◆ **Task directions**: Each entry that follows is to be retyped exactly. Pictures do not belong in the copy.
________________________________________
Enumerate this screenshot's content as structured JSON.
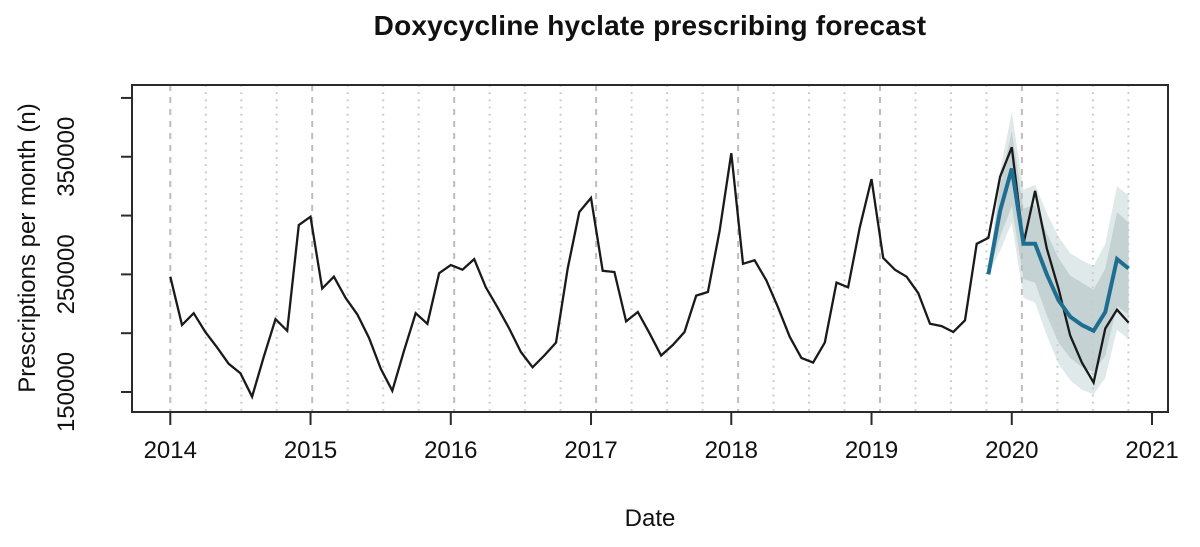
{
  "chart_data": {
    "type": "line",
    "title": "Doxycycline hyclate prescribing forecast",
    "xlabel": "Date",
    "ylabel": "Prescriptions per month (n)",
    "xlim": [
      2013.727,
      2021.114
    ],
    "ylim": [
      133000,
      411000
    ],
    "x_ticks": [
      2014,
      2015,
      2016,
      2017,
      2018,
      2019,
      2020,
      2021
    ],
    "x_tick_labels": [
      "2014",
      "2015",
      "2016",
      "2017",
      "2018",
      "2019",
      "2020",
      "2021"
    ],
    "y_ticks": [
      150000,
      200000,
      250000,
      300000,
      350000,
      400000
    ],
    "y_labeled_ticks": [
      150000,
      250000,
      350000
    ],
    "grid": {
      "major_interval_years": 1,
      "minor_interval_years": 0.25,
      "first": 2014,
      "last": 2020.75
    },
    "legend": "none",
    "series": [
      {
        "name": "observed-prescriptions",
        "start": "2014-01",
        "values": [
          248000,
          207000,
          217000,
          201000,
          188000,
          174000,
          166000,
          146000,
          180000,
          212000,
          202000,
          292000,
          299000,
          238000,
          248000,
          230000,
          216000,
          196000,
          170000,
          151000,
          185000,
          217000,
          208000,
          251000,
          258000,
          254000,
          263000,
          239000,
          222000,
          204000,
          184000,
          171000,
          181000,
          192000,
          255000,
          303000,
          315000,
          253000,
          252000,
          210000,
          218000,
          200000,
          181000,
          190000,
          201000,
          232000,
          235000,
          287000,
          353000,
          259000,
          262000,
          245000,
          222000,
          197000,
          179000,
          175000,
          192000,
          243000,
          239000,
          290000,
          331000,
          264000,
          254000,
          248000,
          234000,
          208000,
          206000,
          201000,
          211000,
          276000,
          281000,
          333000,
          358000,
          276000,
          321000,
          272000,
          238000,
          198000,
          175000,
          158000,
          204000,
          220000,
          209000
        ]
      },
      {
        "name": "forecast",
        "start": "2019-11",
        "values": [
          250000,
          304000,
          340000,
          276000,
          276000,
          250000,
          228000,
          214000,
          207000,
          202000,
          218000,
          263000,
          255000
        ],
        "bands": [
          {
            "name": "outer-confidence-band",
            "lower": [
              250000,
              270000,
              294000,
              230000,
              226000,
              198000,
              174000,
              160000,
              152000,
              148000,
              162000,
              203000,
              195000
            ],
            "upper": [
              250000,
              338000,
              388000,
              322000,
              326000,
              302000,
              282000,
              268000,
              262000,
              257000,
              276000,
              325000,
              317000
            ]
          },
          {
            "name": "inner-confidence-band",
            "lower": [
              250000,
              282000,
              308000,
              246000,
              243000,
              215000,
              192000,
              179000,
              171000,
              167000,
              181000,
              223000,
              216000
            ],
            "upper": [
              250000,
              326000,
              372000,
              306000,
              309000,
              285000,
              264000,
              249000,
              243000,
              237000,
              255000,
              303000,
              294000
            ]
          }
        ]
      }
    ],
    "colors": {
      "observed_line": "#1a1a1a",
      "forecast_line": "#1f6e91",
      "outer_band": "#dfe9e9",
      "inner_band": "#c4d2d4",
      "grid_major": "#bdbdbd",
      "grid_minor": "#c9c9c9",
      "axis": "#2b2b2b",
      "background": "#ffffff"
    }
  }
}
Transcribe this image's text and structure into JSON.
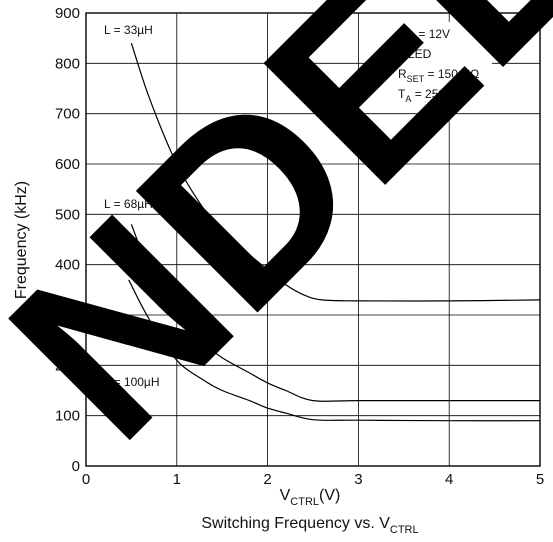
{
  "chart_data": {
    "type": "line",
    "title": "Switching Frequency vs. V",
    "title_sub": "CTRL",
    "xlabel": "V",
    "xlabel_sub": "CTRL",
    "xlabel_suffix": "(V)",
    "ylabel": "Frequency (kHz)",
    "xlim": [
      0,
      5
    ],
    "ylim": [
      0,
      900
    ],
    "xticks": [
      "0",
      "1",
      "2",
      "3",
      "4",
      "5"
    ],
    "yticks": [
      "0",
      "100",
      "200",
      "300",
      "400",
      "500",
      "600",
      "700",
      "800",
      "900"
    ],
    "grid": true,
    "conditions": {
      "vin_main": "V",
      "vin_sub": "IN",
      "vin_value": " = 12V",
      "led": "1 LED",
      "rset_main": "R",
      "rset_sub": "SET",
      "rset_value": " = 150m Ω",
      "ta_main": "T",
      "ta_sub": "A",
      "ta_value": " = 25°C"
    },
    "series": [
      {
        "name": "L = 33µH",
        "x": [
          0.5,
          0.7,
          1.0,
          1.3,
          1.5,
          1.8,
          2.0,
          2.2,
          2.4,
          2.6,
          3.0,
          4.0,
          5.0
        ],
        "y": [
          840,
          730,
          600,
          510,
          470,
          420,
          390,
          360,
          340,
          330,
          328,
          328,
          330
        ]
      },
      {
        "name": "L = 68µH",
        "x": [
          0.5,
          0.7,
          1.0,
          1.3,
          1.5,
          1.8,
          2.0,
          2.2,
          2.5,
          3.0,
          4.0,
          5.0
        ],
        "y": [
          480,
          390,
          300,
          245,
          215,
          185,
          165,
          150,
          130,
          130,
          130,
          130
        ]
      },
      {
        "name": "L = 100µH",
        "x": [
          0.47,
          0.7,
          1.0,
          1.3,
          1.5,
          1.8,
          2.0,
          2.2,
          2.5,
          3.0,
          4.0,
          5.0
        ],
        "y": [
          370,
          290,
          210,
          170,
          150,
          130,
          115,
          105,
          92,
          91,
          90,
          90
        ]
      }
    ]
  },
  "watermark": "NDED"
}
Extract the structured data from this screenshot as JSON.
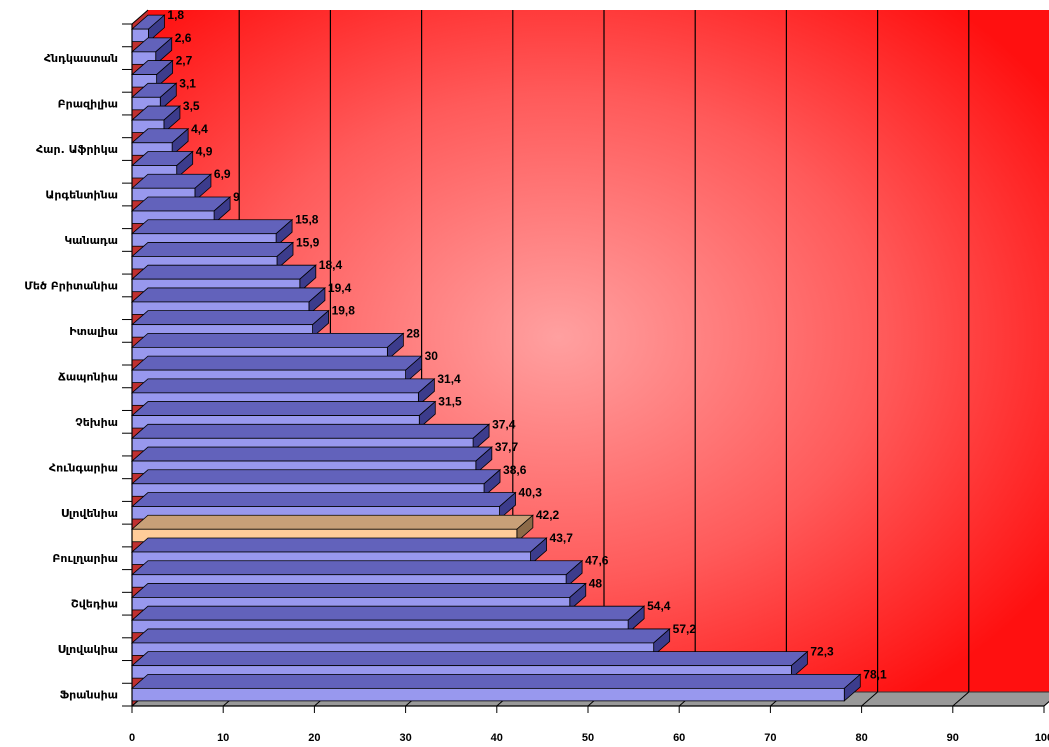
{
  "chart_data": {
    "type": "bar",
    "orientation": "horizontal",
    "three_d": true,
    "xlim": [
      0,
      100
    ],
    "x_ticks": [
      0,
      10,
      20,
      30,
      40,
      50,
      60,
      70,
      80,
      90,
      100
    ],
    "grid": true,
    "legend": "none",
    "category_labels": [
      "Հնդկաստան",
      "Բրազիլիա",
      "Հար. Աֆրիկա",
      "Արգենտինա",
      "Կանադա",
      "Մեծ Բրիտանիա",
      "Իտալիա",
      "Ճապոնիա",
      "Չեխիա",
      "Հունգարիա",
      "Սլովենիա",
      "Բուլղարիա",
      "Շվեդիա",
      "Սլովակիա",
      "Ֆրանսիա"
    ],
    "values": [
      1.8,
      2.6,
      2.7,
      3.1,
      3.5,
      4.4,
      4.9,
      6.9,
      9,
      15.8,
      15.9,
      18.4,
      19.4,
      19.8,
      28,
      30,
      31.4,
      31.5,
      37.4,
      37.7,
      38.6,
      40.3,
      42.2,
      43.7,
      47.6,
      48,
      54.4,
      57.2,
      72.3,
      78.1
    ],
    "value_labels": [
      "1,8",
      "2,6",
      "2,7",
      "3,1",
      "3,5",
      "4,4",
      "4,9",
      "6,9",
      "9",
      "15,8",
      "15,9",
      "18,4",
      "19,4",
      "19,8",
      "28",
      "30",
      "31,4",
      "31,5",
      "37,4",
      "37,7",
      "38,6",
      "40,3",
      "42,2",
      "43,7",
      "47,6",
      "48",
      "54,4",
      "57,2",
      "72,3",
      "78,1"
    ],
    "highlight_index": 22,
    "colors": {
      "bar": "#9898ee",
      "bar_top": "#6262bb",
      "bar_side": "#3c3c8c",
      "highlight": "#ffcc99",
      "highlight_top": "#c8a078",
      "highlight_side": "#8c6a48",
      "background_center": "#ffa0a0",
      "background_edge": "#ff1010",
      "gridline": "#000000"
    }
  }
}
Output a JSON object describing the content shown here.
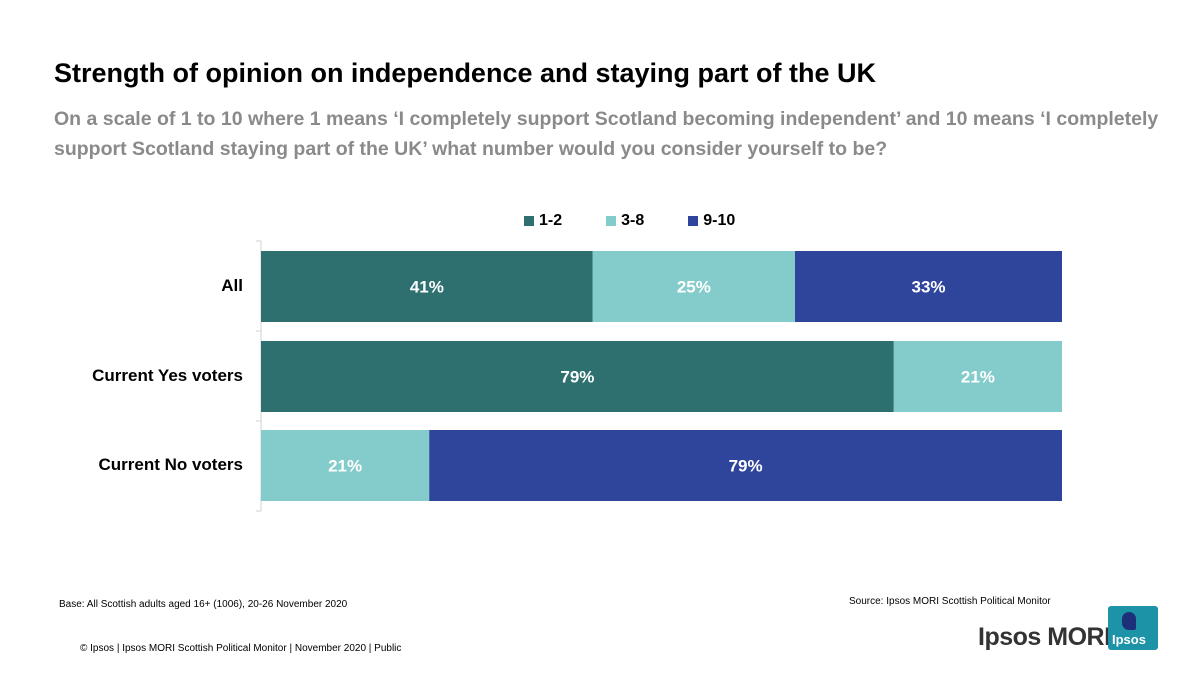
________________________________________
◆ **Reply to the exercise**:
Enumerate this screenshot's content as structured JSON.
{
  "chart_data": {
    "type": "line",
    "title": "Doxycycline hyclate prescribing forecast",
    "xlabel": "Date",
    "ylabel": "Prescriptions per month (n)",
    "xlim": [
      2013.727,
      2021.114
    ],
    "ylim": [
      133000,
      411000
    ],
    "x_ticks": [
      2014,
      2015,
      2016,
      2017,
      2018,
      2019,
      2020,
      2021
    ],
    "x_tick_labels": [
      "2014",
      "2015",
      "2016",
      "2017",
      "2018",
      "2019",
      "2020",
      "2021"
    ],
    "y_ticks": [
      150000,
      200000,
      250000,
      300000,
      350000,
      400000
    ],
    "y_labeled_ticks": [
      150000,
      250000,
      350000
    ],
    "grid": {
      "major_interval_years": 1,
      "minor_interval_years": 0.25,
      "first": 2014,
      "last": 2020.75
    },
    "legend": "none",
    "series": [
      {
        "name": "observed-prescriptions",
        "start": "2014-01",
        "values": [
          248000,
          207000,
          217000,
          201000,
          188000,
          174000,
          166000,
          146000,
          180000,
          212000,
          202000,
          292000,
          299000,
          238000,
          248000,
          230000,
          216000,
          196000,
          170000,
          151000,
          185000,
          217000,
          208000,
          251000,
          258000,
          254000,
          263000,
          239000,
          222000,
          204000,
          184000,
          171000,
          181000,
          192000,
          255000,
          303000,
          315000,
          253000,
          252000,
          210000,
          218000,
          200000,
          181000,
          190000,
          201000,
          232000,
          235000,
          287000,
          353000,
          259000,
          262000,
          245000,
          222000,
          197000,
          179000,
          175000,
          192000,
          243000,
          239000,
          290000,
          331000,
          264000,
          254000,
          248000,
          234000,
          208000,
          206000,
          201000,
          211000,
          276000,
          281000,
          333000,
          358000,
          276000,
          321000,
          272000,
          238000,
          198000,
          175000,
          158000,
          204000,
          220000,
          209000
        ]
      },
      {
        "name": "forecast",
        "start": "2019-11",
        "values": [
          250000,
          304000,
          340000,
          276000,
          276000,
          250000,
          228000,
          214000,
          207000,
          202000,
          218000,
          263000,
          255000
        ],
        "bands": [
          {
            "name": "outer-confidence-band",
            "lower": [
              250000,
              270000,
              294000,
              230000,
              226000,
              198000,
              174000,
              160000,
              152000,
              148000,
              162000,
              203000,
              195000
            ],
            "upper": [
              250000,
              338000,
              388000,
              322000,
              326000,
              302000,
              282000,
              268000,
              262000,
              257000,
              276000,
              325000,
              317000
            ]
          },
          {
            "name": "inner-confidence-band",
            "lower": [
              250000,
              282000,
              308000,
              246000,
              243000,
              215000,
              192000,
              179000,
              171000,
              167000,
              181000,
              223000,
              216000
            ],
            "upper": [
              250000,
              326000,
              372000,
              306000,
              309000,
              285000,
              264000,
              249000,
              243000,
              237000,
              255000,
              303000,
              294000
            ]
          }
        ]
      }
    ],
    "colors": {
      "observed_line": "#1a1a1a",
      "forecast_line": "#1f6e91",
      "outer_band": "#dfe9e9",
      "inner_band": "#c4d2d4",
      "grid_major": "#bdbdbd",
      "grid_minor": "#c9c9c9",
      "axis": "#2b2b2b",
      "background": "#ffffff"
    }
  }
}
Transcribe this image's text and structure into JSON.
{
  "chart_data": {
    "type": "line",
    "title": "Switching Frequency vs. V",
    "title_sub": "CTRL",
    "xlabel": "V",
    "xlabel_sub": "CTRL",
    "xlabel_suffix": "(V)",
    "ylabel": "Frequency (kHz)",
    "xlim": [
      0,
      5
    ],
    "ylim": [
      0,
      900
    ],
    "xticks": [
      "0",
      "1",
      "2",
      "3",
      "4",
      "5"
    ],
    "yticks": [
      "0",
      "100",
      "200",
      "300",
      "400",
      "500",
      "600",
      "700",
      "800",
      "900"
    ],
    "grid": true,
    "conditions": {
      "vin_main": "V",
      "vin_sub": "IN",
      "vin_value": " = 12V",
      "led": "1 LED",
      "rset_main": "R",
      "rset_sub": "SET",
      "rset_value": " = 150m Ω",
      "ta_main": "T",
      "ta_sub": "A",
      "ta_value": " = 25°C"
    },
    "series": [
      {
        "name": "L = 33µH",
        "x": [
          0.5,
          0.7,
          1.0,
          1.3,
          1.5,
          1.8,
          2.0,
          2.2,
          2.4,
          2.6,
          3.0,
          4.0,
          5.0
        ],
        "y": [
          840,
          730,
          600,
          510,
          470,
          420,
          390,
          360,
          340,
          330,
          328,
          328,
          330
        ]
      },
      {
        "name": "L = 68µH",
        "x": [
          0.5,
          0.7,
          1.0,
          1.3,
          1.5,
          1.8,
          2.0,
          2.2,
          2.5,
          3.0,
          4.0,
          5.0
        ],
        "y": [
          480,
          390,
          300,
          245,
          215,
          185,
          165,
          150,
          130,
          130,
          130,
          130
        ]
      },
      {
        "name": "L = 100µH",
        "x": [
          0.47,
          0.7,
          1.0,
          1.3,
          1.5,
          1.8,
          2.0,
          2.2,
          2.5,
          3.0,
          4.0,
          5.0
        ],
        "y": [
          370,
          290,
          210,
          170,
          150,
          130,
          115,
          105,
          92,
          91,
          90,
          90
        ]
      }
    ]
  },
  "watermark": "NDED"
}
Extract the structured data from this screenshot as JSON.
{
  "chart_data": {
    "type": "bar",
    "orientation": "horizontal",
    "three_d": true,
    "xlim": [
      0,
      100
    ],
    "x_ticks": [
      0,
      10,
      20,
      30,
      40,
      50,
      60,
      70,
      80,
      90,
      100
    ],
    "grid": true,
    "legend": "none",
    "category_labels": [
      "Հնդկաստան",
      "Բրազիլիա",
      "Հար. Աֆրիկա",
      "Արգենտինա",
      "Կանադա",
      "Մեծ Բրիտանիա",
      "Իտալիա",
      "Ճապոնիա",
      "Չեխիա",
      "Հունգարիա",
      "Սլովենիա",
      "Բուլղարիա",
      "Շվեդիա",
      "Սլովակիա",
      "Ֆրանսիա"
    ],
    "values": [
      1.8,
      2.6,
      2.7,
      3.1,
      3.5,
      4.4,
      4.9,
      6.9,
      9,
      15.8,
      15.9,
      18.4,
      19.4,
      19.8,
      28,
      30,
      31.4,
      31.5,
      37.4,
      37.7,
      38.6,
      40.3,
      42.2,
      43.7,
      47.6,
      48,
      54.4,
      57.2,
      72.3,
      78.1
    ],
    "value_labels": [
      "1,8",
      "2,6",
      "2,7",
      "3,1",
      "3,5",
      "4,4",
      "4,9",
      "6,9",
      "9",
      "15,8",
      "15,9",
      "18,4",
      "19,4",
      "19,8",
      "28",
      "30",
      "31,4",
      "31,5",
      "37,4",
      "37,7",
      "38,6",
      "40,3",
      "42,2",
      "43,7",
      "47,6",
      "48",
      "54,4",
      "57,2",
      "72,3",
      "78,1"
    ],
    "highlight_index": 22,
    "colors": {
      "bar": "#9898ee",
      "bar_top": "#6262bb",
      "bar_side": "#3c3c8c",
      "highlight": "#ffcc99",
      "highlight_top": "#c8a078",
      "highlight_side": "#8c6a48",
      "background_center": "#ffa0a0",
      "background_edge": "#ff1010",
      "gridline": "#000000"
    }
  }
}
Output a JSON object describing the content shown here.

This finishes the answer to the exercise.